Leave the pictures out and give every entry again exactly.

==========

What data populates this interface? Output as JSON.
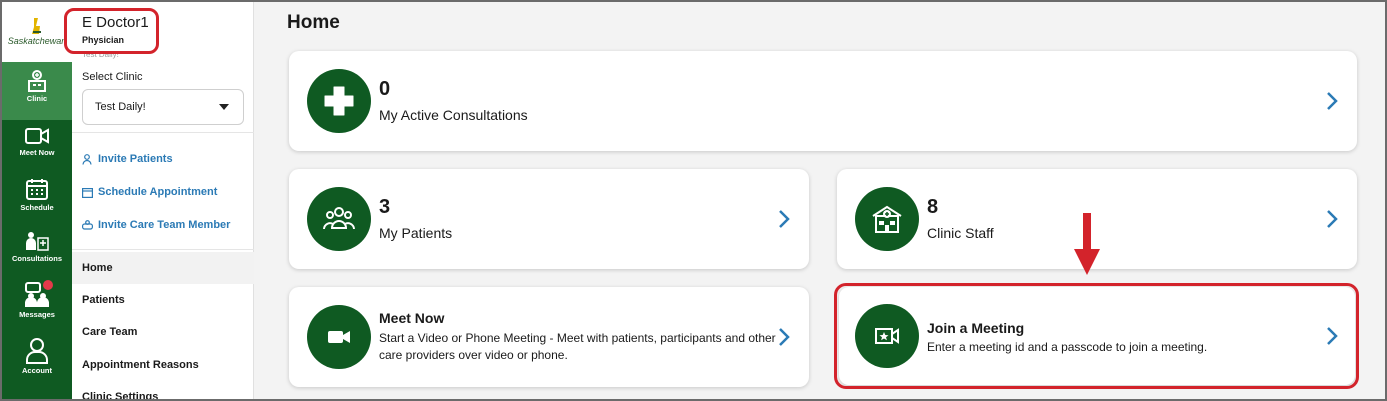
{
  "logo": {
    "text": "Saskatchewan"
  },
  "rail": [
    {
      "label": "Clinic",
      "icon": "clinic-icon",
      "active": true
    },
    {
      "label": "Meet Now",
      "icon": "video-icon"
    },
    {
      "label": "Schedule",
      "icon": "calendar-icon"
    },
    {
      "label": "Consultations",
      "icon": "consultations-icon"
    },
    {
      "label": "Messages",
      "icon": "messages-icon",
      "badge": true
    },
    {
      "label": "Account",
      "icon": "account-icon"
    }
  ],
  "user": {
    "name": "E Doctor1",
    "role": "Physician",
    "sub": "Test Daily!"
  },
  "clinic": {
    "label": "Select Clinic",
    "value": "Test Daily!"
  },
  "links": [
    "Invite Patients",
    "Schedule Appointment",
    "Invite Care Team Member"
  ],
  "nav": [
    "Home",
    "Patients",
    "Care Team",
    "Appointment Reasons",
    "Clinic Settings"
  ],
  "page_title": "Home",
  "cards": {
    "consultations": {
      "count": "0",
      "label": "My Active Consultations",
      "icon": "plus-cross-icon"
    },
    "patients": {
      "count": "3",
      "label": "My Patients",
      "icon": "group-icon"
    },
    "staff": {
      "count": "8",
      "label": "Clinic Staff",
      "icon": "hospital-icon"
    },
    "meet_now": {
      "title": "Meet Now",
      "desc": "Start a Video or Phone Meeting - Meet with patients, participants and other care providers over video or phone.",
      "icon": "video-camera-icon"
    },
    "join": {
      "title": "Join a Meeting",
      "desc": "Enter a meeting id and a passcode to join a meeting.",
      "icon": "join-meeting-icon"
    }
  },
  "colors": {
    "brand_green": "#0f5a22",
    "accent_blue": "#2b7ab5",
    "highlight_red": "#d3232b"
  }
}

==========

Answer to the exercise:
What data populates this interface? Output as JSON.
{
  "logo": {
    "text": "Saskatchewan"
  },
  "rail": [
    {
      "label": "Clinic",
      "icon": "clinic-icon",
      "active": true
    },
    {
      "label": "Meet Now",
      "icon": "video-icon"
    },
    {
      "label": "Schedule",
      "icon": "calendar-icon"
    },
    {
      "label": "Consultations",
      "icon": "consultations-icon"
    },
    {
      "label": "Messages",
      "icon": "messages-icon",
      "badge": true
    },
    {
      "label": "Account",
      "icon": "account-icon"
    }
  ],
  "user": {
    "name": "E Doctor1",
    "role": "Physician",
    "sub": "Test Daily!"
  },
  "clinic": {
    "label": "Select Clinic",
    "value": "Test Daily!"
  },
  "links": [
    "Invite Patients",
    "Schedule Appointment",
    "Invite Care Team Member"
  ],
  "nav": [
    "Home",
    "Patients",
    "Care Team",
    "Appointment Reasons",
    "Clinic Settings"
  ],
  "page_title": "Home",
  "cards": {
    "consultations": {
      "count": "0",
      "label": "My Active Consultations",
      "icon": "plus-cross-icon"
    },
    "patients": {
      "count": "3",
      "label": "My Patients",
      "icon": "group-icon"
    },
    "staff": {
      "count": "8",
      "label": "Clinic Staff",
      "icon": "hospital-icon"
    },
    "meet_now": {
      "title": "Meet Now",
      "desc": "Start a Video or Phone Meeting - Meet with patients, participants and other care providers over video or phone.",
      "icon": "video-camera-icon"
    },
    "join": {
      "title": "Join a Meeting",
      "desc": "Enter a meeting id and a passcode to join a meeting.",
      "icon": "join-meeting-icon"
    }
  },
  "colors": {
    "brand_green": "#0f5a22",
    "accent_blue": "#2b7ab5",
    "highlight_red": "#d3232b"
  }
}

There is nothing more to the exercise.